**THE REQUEST**
Using the data beneath, show every line that includes the word "Contusion".

[Figure collection entries]
((

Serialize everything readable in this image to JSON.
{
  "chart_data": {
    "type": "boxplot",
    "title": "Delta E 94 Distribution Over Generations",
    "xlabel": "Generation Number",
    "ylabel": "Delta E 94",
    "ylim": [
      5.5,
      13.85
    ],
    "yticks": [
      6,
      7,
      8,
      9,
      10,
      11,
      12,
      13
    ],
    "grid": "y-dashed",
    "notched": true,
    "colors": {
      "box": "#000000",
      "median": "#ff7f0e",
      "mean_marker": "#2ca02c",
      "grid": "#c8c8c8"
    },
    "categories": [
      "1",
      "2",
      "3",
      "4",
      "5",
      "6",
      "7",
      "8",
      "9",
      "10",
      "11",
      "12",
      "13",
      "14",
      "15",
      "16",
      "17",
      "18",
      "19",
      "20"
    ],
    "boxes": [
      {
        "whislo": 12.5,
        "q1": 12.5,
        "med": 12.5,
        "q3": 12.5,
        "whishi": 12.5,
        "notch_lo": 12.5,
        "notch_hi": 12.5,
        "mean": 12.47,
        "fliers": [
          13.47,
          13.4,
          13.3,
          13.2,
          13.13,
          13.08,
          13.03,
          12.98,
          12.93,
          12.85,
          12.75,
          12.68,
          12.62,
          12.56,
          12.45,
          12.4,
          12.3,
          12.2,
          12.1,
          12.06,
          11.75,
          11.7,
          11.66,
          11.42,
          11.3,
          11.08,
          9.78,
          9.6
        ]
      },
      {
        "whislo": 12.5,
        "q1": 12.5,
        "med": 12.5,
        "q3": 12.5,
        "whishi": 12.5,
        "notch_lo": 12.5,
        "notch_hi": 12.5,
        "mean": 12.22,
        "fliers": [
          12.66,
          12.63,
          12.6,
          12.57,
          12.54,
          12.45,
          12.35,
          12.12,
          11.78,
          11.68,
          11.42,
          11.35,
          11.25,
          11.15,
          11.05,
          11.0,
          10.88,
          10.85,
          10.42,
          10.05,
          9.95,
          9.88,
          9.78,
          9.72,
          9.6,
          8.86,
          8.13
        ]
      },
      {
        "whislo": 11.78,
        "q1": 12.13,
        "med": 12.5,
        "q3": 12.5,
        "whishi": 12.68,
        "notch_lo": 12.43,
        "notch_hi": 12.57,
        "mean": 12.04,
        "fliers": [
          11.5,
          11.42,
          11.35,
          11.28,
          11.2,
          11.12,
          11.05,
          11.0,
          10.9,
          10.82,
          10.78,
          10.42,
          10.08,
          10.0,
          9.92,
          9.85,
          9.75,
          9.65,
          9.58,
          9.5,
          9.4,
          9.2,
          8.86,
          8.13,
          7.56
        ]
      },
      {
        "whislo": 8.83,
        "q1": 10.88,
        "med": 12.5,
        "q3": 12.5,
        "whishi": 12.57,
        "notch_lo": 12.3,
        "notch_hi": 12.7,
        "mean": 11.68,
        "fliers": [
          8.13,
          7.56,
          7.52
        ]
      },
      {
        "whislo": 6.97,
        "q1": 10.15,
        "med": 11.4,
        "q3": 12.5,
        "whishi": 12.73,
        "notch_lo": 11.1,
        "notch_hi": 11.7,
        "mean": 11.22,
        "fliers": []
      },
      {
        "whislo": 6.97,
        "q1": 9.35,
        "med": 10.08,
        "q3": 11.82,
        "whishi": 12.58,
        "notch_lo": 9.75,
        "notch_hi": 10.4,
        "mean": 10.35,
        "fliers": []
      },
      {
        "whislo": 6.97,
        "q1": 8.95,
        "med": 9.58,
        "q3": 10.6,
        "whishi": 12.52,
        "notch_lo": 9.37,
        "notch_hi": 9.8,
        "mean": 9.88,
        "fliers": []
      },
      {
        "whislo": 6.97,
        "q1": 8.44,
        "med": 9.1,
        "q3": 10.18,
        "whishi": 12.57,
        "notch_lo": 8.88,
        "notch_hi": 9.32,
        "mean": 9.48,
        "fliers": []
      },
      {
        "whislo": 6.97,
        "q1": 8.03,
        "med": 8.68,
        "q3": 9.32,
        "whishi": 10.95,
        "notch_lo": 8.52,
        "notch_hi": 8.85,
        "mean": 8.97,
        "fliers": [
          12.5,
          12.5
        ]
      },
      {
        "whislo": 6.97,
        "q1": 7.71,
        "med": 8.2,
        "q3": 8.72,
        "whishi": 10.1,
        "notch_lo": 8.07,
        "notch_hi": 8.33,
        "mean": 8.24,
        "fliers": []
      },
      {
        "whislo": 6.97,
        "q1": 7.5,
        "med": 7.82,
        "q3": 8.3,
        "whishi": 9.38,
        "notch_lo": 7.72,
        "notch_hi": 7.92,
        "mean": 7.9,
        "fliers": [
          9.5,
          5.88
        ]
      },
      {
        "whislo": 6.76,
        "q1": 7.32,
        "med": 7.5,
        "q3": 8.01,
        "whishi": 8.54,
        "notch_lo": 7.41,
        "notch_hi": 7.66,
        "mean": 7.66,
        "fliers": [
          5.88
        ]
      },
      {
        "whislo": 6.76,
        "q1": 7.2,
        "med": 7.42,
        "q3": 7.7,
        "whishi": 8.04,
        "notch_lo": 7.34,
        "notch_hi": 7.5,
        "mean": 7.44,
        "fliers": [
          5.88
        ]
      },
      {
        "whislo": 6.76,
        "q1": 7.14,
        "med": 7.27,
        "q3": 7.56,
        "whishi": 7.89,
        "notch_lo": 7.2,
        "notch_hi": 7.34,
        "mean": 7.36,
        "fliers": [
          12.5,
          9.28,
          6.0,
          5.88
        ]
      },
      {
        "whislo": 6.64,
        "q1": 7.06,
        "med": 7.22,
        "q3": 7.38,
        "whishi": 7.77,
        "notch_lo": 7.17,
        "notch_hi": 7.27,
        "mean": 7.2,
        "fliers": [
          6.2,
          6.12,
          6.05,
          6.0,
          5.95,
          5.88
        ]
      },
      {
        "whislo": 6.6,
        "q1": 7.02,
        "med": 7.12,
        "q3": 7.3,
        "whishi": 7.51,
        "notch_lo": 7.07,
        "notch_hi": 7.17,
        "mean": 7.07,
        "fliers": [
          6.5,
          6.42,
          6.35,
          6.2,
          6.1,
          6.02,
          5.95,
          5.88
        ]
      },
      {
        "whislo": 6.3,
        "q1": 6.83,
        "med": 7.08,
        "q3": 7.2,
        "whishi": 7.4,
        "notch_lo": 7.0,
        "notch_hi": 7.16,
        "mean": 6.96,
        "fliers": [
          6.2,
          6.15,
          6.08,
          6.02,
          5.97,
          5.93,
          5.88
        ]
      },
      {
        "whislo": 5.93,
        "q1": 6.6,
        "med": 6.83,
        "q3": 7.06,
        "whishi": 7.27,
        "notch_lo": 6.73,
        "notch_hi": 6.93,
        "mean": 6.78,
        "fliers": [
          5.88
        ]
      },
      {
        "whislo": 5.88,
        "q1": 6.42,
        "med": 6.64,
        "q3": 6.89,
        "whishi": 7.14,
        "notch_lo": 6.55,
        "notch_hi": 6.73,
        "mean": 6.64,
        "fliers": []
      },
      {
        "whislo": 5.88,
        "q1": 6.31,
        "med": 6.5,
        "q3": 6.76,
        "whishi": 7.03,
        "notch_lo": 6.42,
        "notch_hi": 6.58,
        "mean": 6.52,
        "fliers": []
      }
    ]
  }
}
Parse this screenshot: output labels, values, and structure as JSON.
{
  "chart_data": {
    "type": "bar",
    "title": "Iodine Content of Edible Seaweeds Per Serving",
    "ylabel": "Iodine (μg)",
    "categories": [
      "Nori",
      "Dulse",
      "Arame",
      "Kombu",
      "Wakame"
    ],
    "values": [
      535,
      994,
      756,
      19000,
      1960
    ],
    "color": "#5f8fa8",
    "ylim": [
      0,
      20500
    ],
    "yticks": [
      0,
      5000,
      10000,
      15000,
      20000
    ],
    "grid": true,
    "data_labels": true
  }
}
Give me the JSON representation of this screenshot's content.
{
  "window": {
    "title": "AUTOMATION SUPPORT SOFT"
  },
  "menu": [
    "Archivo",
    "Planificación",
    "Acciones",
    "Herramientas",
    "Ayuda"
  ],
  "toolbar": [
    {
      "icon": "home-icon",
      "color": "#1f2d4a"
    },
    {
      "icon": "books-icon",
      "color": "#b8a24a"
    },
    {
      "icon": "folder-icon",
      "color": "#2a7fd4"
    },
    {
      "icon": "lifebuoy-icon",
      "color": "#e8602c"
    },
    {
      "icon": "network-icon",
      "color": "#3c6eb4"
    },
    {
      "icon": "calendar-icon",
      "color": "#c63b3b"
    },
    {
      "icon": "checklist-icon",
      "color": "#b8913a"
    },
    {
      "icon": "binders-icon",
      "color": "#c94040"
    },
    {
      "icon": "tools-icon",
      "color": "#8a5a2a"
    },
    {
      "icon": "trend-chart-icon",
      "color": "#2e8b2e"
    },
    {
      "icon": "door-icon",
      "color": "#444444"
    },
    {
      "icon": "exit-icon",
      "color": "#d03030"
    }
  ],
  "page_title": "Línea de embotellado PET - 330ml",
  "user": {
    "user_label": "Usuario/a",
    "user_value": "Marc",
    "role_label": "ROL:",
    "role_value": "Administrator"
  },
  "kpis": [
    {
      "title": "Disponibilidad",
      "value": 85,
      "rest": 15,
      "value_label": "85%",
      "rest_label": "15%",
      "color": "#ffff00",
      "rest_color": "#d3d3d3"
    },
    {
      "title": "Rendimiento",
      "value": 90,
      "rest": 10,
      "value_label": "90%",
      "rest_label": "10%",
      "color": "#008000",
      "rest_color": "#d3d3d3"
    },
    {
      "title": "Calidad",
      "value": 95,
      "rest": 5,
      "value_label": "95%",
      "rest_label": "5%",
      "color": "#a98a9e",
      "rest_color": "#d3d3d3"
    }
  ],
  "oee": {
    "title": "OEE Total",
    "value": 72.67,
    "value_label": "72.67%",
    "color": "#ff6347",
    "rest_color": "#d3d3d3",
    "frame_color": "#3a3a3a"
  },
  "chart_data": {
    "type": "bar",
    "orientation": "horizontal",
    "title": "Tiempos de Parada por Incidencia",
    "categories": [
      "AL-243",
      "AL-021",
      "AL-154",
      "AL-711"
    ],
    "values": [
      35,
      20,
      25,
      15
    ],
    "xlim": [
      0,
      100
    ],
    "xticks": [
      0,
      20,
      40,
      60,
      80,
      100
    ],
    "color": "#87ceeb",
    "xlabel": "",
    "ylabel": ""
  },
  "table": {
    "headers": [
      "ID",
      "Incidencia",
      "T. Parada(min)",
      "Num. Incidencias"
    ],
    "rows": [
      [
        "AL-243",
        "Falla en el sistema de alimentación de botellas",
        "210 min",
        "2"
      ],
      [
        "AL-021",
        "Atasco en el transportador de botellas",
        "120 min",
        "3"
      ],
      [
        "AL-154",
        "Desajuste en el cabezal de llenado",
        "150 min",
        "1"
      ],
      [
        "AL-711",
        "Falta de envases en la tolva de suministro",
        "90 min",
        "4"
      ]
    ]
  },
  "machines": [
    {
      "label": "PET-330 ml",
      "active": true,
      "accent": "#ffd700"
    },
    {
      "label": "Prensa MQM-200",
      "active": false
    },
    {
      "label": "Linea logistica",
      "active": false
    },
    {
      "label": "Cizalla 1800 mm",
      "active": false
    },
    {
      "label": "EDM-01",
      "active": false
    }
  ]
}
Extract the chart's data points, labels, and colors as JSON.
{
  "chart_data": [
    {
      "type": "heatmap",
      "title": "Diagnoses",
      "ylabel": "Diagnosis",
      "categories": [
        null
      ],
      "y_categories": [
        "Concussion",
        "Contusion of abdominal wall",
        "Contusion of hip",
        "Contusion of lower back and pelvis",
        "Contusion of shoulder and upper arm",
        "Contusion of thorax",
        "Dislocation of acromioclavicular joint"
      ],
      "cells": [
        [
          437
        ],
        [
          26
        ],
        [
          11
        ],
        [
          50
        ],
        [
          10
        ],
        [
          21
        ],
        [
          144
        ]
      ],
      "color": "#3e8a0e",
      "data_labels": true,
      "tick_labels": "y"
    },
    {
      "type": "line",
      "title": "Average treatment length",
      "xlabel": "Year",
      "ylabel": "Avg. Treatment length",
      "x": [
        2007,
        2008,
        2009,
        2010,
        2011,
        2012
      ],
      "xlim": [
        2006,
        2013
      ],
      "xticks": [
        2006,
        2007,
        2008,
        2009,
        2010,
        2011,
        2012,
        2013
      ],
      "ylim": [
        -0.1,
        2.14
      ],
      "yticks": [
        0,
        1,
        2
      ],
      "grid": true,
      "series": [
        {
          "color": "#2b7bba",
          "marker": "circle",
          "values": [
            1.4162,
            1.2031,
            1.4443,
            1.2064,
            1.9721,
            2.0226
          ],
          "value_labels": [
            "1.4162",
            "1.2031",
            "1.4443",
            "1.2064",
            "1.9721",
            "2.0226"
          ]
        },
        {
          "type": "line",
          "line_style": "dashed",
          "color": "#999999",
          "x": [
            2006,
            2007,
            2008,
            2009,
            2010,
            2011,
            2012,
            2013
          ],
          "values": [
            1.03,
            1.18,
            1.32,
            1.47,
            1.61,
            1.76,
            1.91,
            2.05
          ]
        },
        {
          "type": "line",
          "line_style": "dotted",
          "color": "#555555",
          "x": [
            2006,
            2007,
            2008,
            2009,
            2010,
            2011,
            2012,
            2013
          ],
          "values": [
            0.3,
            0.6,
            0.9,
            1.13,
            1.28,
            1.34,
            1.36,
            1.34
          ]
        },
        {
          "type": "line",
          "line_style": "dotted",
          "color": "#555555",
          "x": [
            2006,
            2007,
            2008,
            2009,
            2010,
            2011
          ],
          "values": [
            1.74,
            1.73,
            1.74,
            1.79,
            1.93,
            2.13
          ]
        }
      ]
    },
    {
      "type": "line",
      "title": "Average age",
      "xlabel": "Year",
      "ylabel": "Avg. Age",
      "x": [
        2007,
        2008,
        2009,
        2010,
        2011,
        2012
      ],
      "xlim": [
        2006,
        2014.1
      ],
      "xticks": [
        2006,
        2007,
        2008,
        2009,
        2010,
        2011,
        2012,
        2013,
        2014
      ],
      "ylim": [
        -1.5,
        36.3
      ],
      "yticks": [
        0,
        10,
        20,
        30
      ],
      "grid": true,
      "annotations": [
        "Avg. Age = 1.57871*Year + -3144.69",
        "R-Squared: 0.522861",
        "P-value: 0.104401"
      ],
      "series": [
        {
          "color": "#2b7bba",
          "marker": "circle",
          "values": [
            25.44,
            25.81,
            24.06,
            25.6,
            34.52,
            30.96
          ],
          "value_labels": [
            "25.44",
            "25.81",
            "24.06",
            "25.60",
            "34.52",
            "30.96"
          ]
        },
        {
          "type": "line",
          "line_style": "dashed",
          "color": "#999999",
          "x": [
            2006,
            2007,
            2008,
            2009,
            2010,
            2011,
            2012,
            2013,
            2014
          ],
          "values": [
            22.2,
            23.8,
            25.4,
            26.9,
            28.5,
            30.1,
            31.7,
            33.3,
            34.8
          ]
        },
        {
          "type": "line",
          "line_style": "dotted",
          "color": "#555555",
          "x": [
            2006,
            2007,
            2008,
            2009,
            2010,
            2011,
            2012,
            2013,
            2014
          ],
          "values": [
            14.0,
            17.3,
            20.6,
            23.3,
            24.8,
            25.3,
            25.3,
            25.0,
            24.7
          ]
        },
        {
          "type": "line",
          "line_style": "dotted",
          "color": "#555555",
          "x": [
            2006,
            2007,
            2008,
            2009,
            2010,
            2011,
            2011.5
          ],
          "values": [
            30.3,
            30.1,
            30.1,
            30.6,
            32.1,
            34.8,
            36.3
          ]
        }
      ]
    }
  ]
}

))

**EXERCISE RESULT**
        "Contusion of abdominal wall",
        "Contusion of hip",
        "Contusion of lower back and pelvis",
        "Contusion of shoulder and upper arm",
        "Contusion of thorax",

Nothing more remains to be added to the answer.